#### Record list

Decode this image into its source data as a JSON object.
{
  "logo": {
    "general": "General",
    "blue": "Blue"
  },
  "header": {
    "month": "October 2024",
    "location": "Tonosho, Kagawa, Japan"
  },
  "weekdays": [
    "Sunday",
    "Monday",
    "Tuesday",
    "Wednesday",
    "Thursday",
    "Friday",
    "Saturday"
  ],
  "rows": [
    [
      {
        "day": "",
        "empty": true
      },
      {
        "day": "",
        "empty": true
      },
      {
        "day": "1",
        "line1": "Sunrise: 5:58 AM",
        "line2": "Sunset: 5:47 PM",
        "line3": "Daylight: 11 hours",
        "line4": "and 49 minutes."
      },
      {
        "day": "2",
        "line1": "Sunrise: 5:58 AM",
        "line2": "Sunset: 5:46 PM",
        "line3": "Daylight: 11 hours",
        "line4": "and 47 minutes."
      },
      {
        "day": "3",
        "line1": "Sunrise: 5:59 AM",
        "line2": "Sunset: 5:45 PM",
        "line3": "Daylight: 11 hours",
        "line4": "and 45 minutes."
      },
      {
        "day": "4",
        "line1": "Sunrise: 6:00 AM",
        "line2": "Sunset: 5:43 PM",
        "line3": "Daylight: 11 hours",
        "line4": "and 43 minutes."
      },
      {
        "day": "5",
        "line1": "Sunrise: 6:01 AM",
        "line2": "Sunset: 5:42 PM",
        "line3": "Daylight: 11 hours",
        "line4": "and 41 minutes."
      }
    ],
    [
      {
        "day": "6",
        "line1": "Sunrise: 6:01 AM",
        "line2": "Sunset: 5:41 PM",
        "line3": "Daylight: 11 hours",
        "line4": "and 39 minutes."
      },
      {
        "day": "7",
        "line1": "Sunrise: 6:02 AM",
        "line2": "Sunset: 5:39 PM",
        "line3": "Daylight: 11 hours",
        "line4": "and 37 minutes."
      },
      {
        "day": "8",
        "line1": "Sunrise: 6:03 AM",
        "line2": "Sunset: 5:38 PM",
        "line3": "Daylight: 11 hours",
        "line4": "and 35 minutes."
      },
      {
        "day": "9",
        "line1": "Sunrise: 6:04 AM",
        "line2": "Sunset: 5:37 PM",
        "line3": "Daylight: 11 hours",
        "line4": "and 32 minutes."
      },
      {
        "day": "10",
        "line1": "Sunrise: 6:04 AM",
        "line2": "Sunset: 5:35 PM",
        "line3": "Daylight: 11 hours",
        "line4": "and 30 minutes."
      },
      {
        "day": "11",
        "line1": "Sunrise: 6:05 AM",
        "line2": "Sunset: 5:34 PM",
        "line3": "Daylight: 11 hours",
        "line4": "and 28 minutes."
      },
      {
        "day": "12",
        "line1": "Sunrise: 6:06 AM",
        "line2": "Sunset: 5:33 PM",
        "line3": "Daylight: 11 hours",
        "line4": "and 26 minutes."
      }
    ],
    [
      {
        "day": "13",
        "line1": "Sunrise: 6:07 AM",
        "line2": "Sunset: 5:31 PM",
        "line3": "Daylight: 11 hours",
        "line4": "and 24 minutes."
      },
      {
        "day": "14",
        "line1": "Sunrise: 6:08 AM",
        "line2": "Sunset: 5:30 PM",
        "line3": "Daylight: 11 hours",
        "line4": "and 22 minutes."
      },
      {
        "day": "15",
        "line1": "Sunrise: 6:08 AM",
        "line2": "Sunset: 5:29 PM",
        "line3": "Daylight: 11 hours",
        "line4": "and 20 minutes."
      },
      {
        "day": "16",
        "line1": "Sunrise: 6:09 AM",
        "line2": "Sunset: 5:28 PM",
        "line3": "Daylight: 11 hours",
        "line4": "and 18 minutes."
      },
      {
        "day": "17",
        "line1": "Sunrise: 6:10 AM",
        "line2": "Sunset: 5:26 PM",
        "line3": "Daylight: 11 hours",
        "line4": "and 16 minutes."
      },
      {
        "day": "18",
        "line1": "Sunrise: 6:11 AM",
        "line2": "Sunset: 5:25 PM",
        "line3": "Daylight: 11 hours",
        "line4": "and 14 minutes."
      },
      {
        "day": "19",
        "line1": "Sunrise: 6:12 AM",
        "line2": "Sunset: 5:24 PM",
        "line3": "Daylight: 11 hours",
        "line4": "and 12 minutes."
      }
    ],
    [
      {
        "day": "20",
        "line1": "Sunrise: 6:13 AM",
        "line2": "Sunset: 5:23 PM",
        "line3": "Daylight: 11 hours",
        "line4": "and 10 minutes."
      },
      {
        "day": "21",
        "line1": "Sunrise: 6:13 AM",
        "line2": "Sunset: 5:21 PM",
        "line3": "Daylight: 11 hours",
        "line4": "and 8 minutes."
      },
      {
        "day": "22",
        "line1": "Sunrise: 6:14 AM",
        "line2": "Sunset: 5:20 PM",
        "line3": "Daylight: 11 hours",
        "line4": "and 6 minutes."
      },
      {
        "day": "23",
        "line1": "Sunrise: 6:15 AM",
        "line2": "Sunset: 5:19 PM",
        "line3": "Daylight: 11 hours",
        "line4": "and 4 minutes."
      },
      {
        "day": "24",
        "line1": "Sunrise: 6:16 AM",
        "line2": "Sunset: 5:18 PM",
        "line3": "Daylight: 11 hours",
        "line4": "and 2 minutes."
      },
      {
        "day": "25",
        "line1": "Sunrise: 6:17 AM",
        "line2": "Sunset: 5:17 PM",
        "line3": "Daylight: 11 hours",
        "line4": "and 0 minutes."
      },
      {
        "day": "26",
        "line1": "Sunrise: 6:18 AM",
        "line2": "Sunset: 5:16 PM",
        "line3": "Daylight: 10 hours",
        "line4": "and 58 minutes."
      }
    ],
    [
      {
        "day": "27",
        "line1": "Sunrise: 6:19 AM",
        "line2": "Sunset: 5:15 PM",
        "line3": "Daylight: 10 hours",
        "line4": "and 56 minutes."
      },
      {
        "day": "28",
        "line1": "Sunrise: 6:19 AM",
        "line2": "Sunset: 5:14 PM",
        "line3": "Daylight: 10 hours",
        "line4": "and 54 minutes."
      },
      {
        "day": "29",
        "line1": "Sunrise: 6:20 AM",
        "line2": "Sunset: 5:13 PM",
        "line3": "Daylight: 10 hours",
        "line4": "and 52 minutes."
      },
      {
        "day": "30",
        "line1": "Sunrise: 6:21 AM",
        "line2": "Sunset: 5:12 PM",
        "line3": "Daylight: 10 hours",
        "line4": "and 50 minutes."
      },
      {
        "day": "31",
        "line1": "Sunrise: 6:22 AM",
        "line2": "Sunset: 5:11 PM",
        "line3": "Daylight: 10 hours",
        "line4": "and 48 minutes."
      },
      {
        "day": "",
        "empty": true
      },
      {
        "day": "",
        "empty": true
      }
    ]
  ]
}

########

# Problem details:
Transcribe the records above exactly as they appear.

# Reply to the exercise:
Decode this image into its source data as a JSON object.
{
  "logo": {
    "general": "General",
    "blue": "Blue"
  },
  "header": {
    "month": "October 2024",
    "location": "Tonosho, Kagawa, Japan"
  },
  "weekdays": [
    "Sunday",
    "Monday",
    "Tuesday",
    "Wednesday",
    "Thursday",
    "Friday",
    "Saturday"
  ],
  "rows": [
    [
      {
        "day": "",
        "empty": true
      },
      {
        "day": "",
        "empty": true
      },
      {
        "day": "1",
        "line1": "Sunrise: 5:58 AM",
        "line2": "Sunset: 5:47 PM",
        "line3": "Daylight: 11 hours",
        "line4": "and 49 minutes."
      },
      {
        "day": "2",
        "line1": "Sunrise: 5:58 AM",
        "line2": "Sunset: 5:46 PM",
        "line3": "Daylight: 11 hours",
        "line4": "and 47 minutes."
      },
      {
        "day": "3",
        "line1": "Sunrise: 5:59 AM",
        "line2": "Sunset: 5:45 PM",
        "line3": "Daylight: 11 hours",
        "line4": "and 45 minutes."
      },
      {
        "day": "4",
        "line1": "Sunrise: 6:00 AM",
        "line2": "Sunset: 5:43 PM",
        "line3": "Daylight: 11 hours",
        "line4": "and 43 minutes."
      },
      {
        "day": "5",
        "line1": "Sunrise: 6:01 AM",
        "line2": "Sunset: 5:42 PM",
        "line3": "Daylight: 11 hours",
        "line4": "and 41 minutes."
      }
    ],
    [
      {
        "day": "6",
        "line1": "Sunrise: 6:01 AM",
        "line2": "Sunset: 5:41 PM",
        "line3": "Daylight: 11 hours",
        "line4": "and 39 minutes."
      },
      {
        "day": "7",
        "line1": "Sunrise: 6:02 AM",
        "line2": "Sunset: 5:39 PM",
        "line3": "Daylight: 11 hours",
        "line4": "and 37 minutes."
      },
      {
        "day": "8",
        "line1": "Sunrise: 6:03 AM",
        "line2": "Sunset: 5:38 PM",
        "line3": "Daylight: 11 hours",
        "line4": "and 35 minutes."
      },
      {
        "day": "9",
        "line1": "Sunrise: 6:04 AM",
        "line2": "Sunset: 5:37 PM",
        "line3": "Daylight: 11 hours",
        "line4": "and 32 minutes."
      },
      {
        "day": "10",
        "line1": "Sunrise: 6:04 AM",
        "line2": "Sunset: 5:35 PM",
        "line3": "Daylight: 11 hours",
        "line4": "and 30 minutes."
      },
      {
        "day": "11",
        "line1": "Sunrise: 6:05 AM",
        "line2": "Sunset: 5:34 PM",
        "line3": "Daylight: 11 hours",
        "line4": "and 28 minutes."
      },
      {
        "day": "12",
        "line1": "Sunrise: 6:06 AM",
        "line2": "Sunset: 5:33 PM",
        "line3": "Daylight: 11 hours",
        "line4": "and 26 minutes."
      }
    ],
    [
      {
        "day": "13",
        "line1": "Sunrise: 6:07 AM",
        "line2": "Sunset: 5:31 PM",
        "line3": "Daylight: 11 hours",
        "line4": "and 24 minutes."
      },
      {
        "day": "14",
        "line1": "Sunrise: 6:08 AM",
        "line2": "Sunset: 5:30 PM",
        "line3": "Daylight: 11 hours",
        "line4": "and 22 minutes."
      },
      {
        "day": "15",
        "line1": "Sunrise: 6:08 AM",
        "line2": "Sunset: 5:29 PM",
        "line3": "Daylight: 11 hours",
        "line4": "and 20 minutes."
      },
      {
        "day": "16",
        "line1": "Sunrise: 6:09 AM",
        "line2": "Sunset: 5:28 PM",
        "line3": "Daylight: 11 hours",
        "line4": "and 18 minutes."
      },
      {
        "day": "17",
        "line1": "Sunrise: 6:10 AM",
        "line2": "Sunset: 5:26 PM",
        "line3": "Daylight: 11 hours",
        "line4": "and 16 minutes."
      },
      {
        "day": "18",
        "line1": "Sunrise: 6:11 AM",
        "line2": "Sunset: 5:25 PM",
        "line3": "Daylight: 11 hours",
        "line4": "and 14 minutes."
      },
      {
        "day": "19",
        "line1": "Sunrise: 6:12 AM",
        "line2": "Sunset: 5:24 PM",
        "line3": "Daylight: 11 hours",
        "line4": "and 12 minutes."
      }
    ],
    [
      {
        "day": "20",
        "line1": "Sunrise: 6:13 AM",
        "line2": "Sunset: 5:23 PM",
        "line3": "Daylight: 11 hours",
        "line4": "and 10 minutes."
      },
      {
        "day": "21",
        "line1": "Sunrise: 6:13 AM",
        "line2": "Sunset: 5:21 PM",
        "line3": "Daylight: 11 hours",
        "line4": "and 8 minutes."
      },
      {
        "day": "22",
        "line1": "Sunrise: 6:14 AM",
        "line2": "Sunset: 5:20 PM",
        "line3": "Daylight: 11 hours",
        "line4": "and 6 minutes."
      },
      {
        "day": "23",
        "line1": "Sunrise: 6:15 AM",
        "line2": "Sunset: 5:19 PM",
        "line3": "Daylight: 11 hours",
        "line4": "and 4 minutes."
      },
      {
        "day": "24",
        "line1": "Sunrise: 6:16 AM",
        "line2": "Sunset: 5:18 PM",
        "line3": "Daylight: 11 hours",
        "line4": "and 2 minutes."
      },
      {
        "day": "25",
        "line1": "Sunrise: 6:17 AM",
        "line2": "Sunset: 5:17 PM",
        "line3": "Daylight: 11 hours",
        "line4": "and 0 minutes."
      },
      {
        "day": "26",
        "line1": "Sunrise: 6:18 AM",
        "line2": "Sunset: 5:16 PM",
        "line3": "Daylight: 10 hours",
        "line4": "and 58 minutes."
      }
    ],
    [
      {
        "day": "27",
        "line1": "Sunrise: 6:19 AM",
        "line2": "Sunset: 5:15 PM",
        "line3": "Daylight: 10 hours",
        "line4": "and 56 minutes."
      },
      {
        "day": "28",
        "line1": "Sunrise: 6:19 AM",
        "line2": "Sunset: 5:14 PM",
        "line3": "Daylight: 10 hours",
        "line4": "and 54 minutes."
      },
      {
        "day": "29",
        "line1": "Sunrise: 6:20 AM",
        "line2": "Sunset: 5:13 PM",
        "line3": "Daylight: 10 hours",
        "line4": "and 52 minutes."
      },
      {
        "day": "30",
        "line1": "Sunrise: 6:21 AM",
        "line2": "Sunset: 5:12 PM",
        "line3": "Daylight: 10 hours",
        "line4": "and 50 minutes."
      },
      {
        "day": "31",
        "line1": "Sunrise: 6:22 AM",
        "line2": "Sunset: 5:11 PM",
        "line3": "Daylight: 10 hours",
        "line4": "and 48 minutes."
      },
      {
        "day": "",
        "empty": true
      },
      {
        "day": "",
        "empty": true
      }
    ]
  ]
}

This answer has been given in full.